In the listing below, find every line with the string "JSON" and pull it out.

======== PROVIDED MATERIAL ========

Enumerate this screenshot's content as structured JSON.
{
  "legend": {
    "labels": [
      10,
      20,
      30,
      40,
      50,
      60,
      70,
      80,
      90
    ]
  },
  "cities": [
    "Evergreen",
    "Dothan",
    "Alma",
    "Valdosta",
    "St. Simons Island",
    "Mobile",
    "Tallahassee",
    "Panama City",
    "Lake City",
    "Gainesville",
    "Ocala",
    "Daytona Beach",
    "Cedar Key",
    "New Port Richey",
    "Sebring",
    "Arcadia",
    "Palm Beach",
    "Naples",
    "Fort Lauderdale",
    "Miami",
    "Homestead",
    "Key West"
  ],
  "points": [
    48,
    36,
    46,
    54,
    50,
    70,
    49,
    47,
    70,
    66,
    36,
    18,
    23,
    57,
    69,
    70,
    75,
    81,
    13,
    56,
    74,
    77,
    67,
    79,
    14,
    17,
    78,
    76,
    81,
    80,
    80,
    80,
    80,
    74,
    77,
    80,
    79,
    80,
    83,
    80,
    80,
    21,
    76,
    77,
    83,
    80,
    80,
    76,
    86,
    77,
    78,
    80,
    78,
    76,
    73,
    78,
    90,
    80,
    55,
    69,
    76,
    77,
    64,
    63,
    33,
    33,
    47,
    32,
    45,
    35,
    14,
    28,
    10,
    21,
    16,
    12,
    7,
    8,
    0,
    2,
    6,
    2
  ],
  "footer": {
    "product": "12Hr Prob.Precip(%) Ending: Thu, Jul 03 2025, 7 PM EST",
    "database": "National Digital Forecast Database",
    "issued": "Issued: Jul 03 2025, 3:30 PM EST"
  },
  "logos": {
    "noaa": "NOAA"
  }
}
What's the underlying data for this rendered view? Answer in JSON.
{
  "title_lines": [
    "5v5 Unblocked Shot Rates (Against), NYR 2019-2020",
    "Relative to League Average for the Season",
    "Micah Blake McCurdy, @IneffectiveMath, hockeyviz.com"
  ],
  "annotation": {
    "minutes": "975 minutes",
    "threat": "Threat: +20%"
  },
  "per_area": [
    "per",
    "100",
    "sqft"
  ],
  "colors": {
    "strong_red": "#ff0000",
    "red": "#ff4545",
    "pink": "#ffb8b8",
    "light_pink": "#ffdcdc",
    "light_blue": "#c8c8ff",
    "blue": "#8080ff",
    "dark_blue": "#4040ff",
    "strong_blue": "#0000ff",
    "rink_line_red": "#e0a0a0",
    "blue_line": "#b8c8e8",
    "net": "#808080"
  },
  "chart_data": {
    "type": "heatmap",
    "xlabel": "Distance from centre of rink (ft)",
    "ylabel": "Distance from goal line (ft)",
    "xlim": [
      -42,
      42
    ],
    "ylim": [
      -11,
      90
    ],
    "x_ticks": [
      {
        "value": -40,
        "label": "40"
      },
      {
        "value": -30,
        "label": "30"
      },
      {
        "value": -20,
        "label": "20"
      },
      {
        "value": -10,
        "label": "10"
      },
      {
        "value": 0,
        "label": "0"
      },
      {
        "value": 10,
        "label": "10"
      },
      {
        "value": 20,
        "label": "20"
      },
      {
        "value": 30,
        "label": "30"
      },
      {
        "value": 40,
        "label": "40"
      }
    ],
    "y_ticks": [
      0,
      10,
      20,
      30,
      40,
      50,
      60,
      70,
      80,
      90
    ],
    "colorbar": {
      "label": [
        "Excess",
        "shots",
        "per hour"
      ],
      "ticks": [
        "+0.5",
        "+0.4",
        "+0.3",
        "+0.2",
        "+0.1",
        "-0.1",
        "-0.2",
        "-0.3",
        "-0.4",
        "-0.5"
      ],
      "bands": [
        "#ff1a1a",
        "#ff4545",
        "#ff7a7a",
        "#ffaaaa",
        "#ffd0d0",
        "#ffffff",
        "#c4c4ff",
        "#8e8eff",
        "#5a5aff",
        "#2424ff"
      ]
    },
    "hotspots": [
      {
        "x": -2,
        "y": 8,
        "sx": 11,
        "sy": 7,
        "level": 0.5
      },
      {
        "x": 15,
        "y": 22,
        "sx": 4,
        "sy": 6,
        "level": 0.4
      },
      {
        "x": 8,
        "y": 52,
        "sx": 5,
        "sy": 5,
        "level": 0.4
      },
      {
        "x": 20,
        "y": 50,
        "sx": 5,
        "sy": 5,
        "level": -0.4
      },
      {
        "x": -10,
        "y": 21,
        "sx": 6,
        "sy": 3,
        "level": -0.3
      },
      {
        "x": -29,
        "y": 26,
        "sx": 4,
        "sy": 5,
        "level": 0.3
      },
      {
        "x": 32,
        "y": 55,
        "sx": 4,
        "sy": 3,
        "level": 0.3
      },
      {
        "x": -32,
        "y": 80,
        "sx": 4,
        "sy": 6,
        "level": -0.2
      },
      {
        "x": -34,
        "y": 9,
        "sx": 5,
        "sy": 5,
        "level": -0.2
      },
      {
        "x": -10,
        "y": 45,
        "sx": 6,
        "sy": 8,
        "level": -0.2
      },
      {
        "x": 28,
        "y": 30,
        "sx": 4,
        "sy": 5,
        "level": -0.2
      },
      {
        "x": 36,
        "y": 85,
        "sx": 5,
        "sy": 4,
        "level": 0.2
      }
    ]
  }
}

========

### ANSWER
Enumerate this screenshot's content as structured JSON.
What's the underlying data for this rendered view? Answer in JSON.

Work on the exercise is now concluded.